* PROBLEM DESCRIPTION:
Filter the listing and keep only the lines with the word "image".

Figure record extracts:
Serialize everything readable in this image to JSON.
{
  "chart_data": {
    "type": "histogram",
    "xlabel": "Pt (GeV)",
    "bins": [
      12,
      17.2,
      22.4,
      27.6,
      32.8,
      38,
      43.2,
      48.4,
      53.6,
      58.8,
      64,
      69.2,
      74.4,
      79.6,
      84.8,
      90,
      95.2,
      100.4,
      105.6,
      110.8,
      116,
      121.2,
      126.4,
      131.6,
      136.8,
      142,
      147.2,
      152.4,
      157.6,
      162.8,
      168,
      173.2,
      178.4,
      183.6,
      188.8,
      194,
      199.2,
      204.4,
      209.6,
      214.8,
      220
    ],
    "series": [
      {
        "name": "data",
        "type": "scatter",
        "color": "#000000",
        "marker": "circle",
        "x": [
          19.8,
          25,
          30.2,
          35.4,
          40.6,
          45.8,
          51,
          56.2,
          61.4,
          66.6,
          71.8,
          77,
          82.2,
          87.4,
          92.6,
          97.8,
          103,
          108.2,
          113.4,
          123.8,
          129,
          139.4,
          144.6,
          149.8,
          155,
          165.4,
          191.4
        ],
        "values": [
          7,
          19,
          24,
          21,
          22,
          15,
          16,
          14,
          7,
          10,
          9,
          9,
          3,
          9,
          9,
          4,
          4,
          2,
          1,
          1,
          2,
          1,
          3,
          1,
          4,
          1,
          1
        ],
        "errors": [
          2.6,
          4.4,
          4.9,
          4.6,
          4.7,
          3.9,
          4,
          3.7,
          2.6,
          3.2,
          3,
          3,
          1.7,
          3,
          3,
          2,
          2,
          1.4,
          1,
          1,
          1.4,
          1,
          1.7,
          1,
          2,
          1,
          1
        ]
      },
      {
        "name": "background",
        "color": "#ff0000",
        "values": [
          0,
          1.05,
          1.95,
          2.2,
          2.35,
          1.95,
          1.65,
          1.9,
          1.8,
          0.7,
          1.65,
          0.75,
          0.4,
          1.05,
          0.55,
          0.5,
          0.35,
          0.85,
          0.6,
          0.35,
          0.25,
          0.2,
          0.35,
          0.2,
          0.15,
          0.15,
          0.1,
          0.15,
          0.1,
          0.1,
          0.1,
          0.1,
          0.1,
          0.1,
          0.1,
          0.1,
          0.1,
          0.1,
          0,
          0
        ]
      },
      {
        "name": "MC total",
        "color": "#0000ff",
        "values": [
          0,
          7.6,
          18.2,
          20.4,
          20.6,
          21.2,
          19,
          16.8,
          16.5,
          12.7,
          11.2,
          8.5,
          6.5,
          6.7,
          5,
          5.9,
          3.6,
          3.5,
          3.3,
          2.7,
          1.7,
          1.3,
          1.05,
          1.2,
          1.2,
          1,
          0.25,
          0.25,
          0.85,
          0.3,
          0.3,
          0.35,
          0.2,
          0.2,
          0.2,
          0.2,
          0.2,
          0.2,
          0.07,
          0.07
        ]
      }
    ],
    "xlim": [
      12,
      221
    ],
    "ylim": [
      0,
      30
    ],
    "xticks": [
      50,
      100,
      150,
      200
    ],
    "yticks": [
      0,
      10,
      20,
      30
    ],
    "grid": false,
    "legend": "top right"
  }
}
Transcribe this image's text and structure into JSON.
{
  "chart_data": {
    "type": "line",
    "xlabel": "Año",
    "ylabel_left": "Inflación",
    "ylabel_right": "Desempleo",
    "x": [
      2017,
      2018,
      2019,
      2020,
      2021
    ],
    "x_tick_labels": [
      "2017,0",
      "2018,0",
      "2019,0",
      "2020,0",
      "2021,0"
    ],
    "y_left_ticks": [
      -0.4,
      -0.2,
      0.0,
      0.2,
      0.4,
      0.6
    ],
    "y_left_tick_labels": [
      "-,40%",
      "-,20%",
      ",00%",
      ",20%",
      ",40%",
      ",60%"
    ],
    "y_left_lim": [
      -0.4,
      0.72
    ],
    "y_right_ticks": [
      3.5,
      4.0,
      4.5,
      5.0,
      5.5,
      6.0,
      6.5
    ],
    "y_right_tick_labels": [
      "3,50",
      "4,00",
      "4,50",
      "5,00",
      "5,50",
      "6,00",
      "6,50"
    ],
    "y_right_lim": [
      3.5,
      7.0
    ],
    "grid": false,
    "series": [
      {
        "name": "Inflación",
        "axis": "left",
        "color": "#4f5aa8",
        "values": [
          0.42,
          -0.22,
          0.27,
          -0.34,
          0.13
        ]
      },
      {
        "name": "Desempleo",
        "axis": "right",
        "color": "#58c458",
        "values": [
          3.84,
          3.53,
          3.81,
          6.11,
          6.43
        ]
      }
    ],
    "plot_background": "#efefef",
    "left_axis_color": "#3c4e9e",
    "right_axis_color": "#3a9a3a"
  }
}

* FULL SOLUTION:
Serialize everything readable in this image to JSON.
Transcribe this image's text and structure into JSON.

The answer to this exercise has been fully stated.